Task goal: Give the listing below again in full, exactly as written.

Records for the exercise:
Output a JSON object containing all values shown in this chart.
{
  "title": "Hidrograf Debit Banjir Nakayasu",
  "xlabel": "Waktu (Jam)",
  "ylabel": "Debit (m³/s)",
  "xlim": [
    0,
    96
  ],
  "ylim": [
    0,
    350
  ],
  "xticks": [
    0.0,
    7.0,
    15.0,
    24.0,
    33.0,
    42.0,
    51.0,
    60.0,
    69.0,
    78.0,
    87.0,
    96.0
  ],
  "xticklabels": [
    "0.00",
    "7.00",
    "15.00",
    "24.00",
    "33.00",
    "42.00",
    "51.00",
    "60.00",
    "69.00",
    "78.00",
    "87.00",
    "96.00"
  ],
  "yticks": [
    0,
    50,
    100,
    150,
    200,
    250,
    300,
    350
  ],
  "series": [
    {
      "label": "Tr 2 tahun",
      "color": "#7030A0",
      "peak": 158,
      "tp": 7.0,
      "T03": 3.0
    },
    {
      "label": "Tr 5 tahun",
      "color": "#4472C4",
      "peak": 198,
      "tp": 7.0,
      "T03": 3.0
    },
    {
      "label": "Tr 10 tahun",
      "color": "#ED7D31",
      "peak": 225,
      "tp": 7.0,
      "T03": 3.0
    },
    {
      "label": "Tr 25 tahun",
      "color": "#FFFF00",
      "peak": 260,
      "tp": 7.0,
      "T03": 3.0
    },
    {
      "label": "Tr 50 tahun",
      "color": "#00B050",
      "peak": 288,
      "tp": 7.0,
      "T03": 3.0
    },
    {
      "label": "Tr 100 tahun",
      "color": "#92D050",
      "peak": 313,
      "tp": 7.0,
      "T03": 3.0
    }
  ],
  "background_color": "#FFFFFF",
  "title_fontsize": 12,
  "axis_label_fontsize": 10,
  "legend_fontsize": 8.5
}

Written solution:
Output a JSON object containing all values shown in this chart.
{
  "title": "Hidrograf Debit Banjir Nakayasu",
  "xlabel": "Waktu (Jam)",
  "ylabel": "Debit (m³/s)",
  "xlim": [
    0,
    96
  ],
  "ylim": [
    0,
    350
  ],
  "xticks": [
    0.0,
    7.0,
    15.0,
    24.0,
    33.0,
    42.0,
    51.0,
    60.0,
    69.0,
    78.0,
    87.0,
    96.0
  ],
  "xticklabels": [
    "0.00",
    "7.00",
    "15.00",
    "24.00",
    "33.00",
    "42.00",
    "51.00",
    "60.00",
    "69.00",
    "78.00",
    "87.00",
    "96.00"
  ],
  "yticks": [
    0,
    50,
    100,
    150,
    200,
    250,
    300,
    350
  ],
  "series": [
    {
      "label": "Tr 2 tahun",
      "color": "#7030A0",
      "peak": 158,
      "tp": 7.0,
      "T03": 3.0
    },
    {
      "label": "Tr 5 tahun",
      "color": "#4472C4",
      "peak": 198,
      "tp": 7.0,
      "T03": 3.0
    },
    {
      "label": "Tr 10 tahun",
      "color": "#ED7D31",
      "peak": 225,
      "tp": 7.0,
      "T03": 3.0
    },
    {
      "label": "Tr 25 tahun",
      "color": "#FFFF00",
      "peak": 260,
      "tp": 7.0,
      "T03": 3.0
    },
    {
      "label": "Tr 50 tahun",
      "color": "#00B050",
      "peak": 288,
      "tp": 7.0,
      "T03": 3.0
    },
    {
      "label": "Tr 100 tahun",
      "color": "#92D050",
      "peak": 313,
      "tp": 7.0,
      "T03": 3.0
    }
  ],
  "background_color": "#FFFFFF",
  "title_fontsize": 12,
  "axis_label_fontsize": 10,
  "legend_fontsize": 8.5
}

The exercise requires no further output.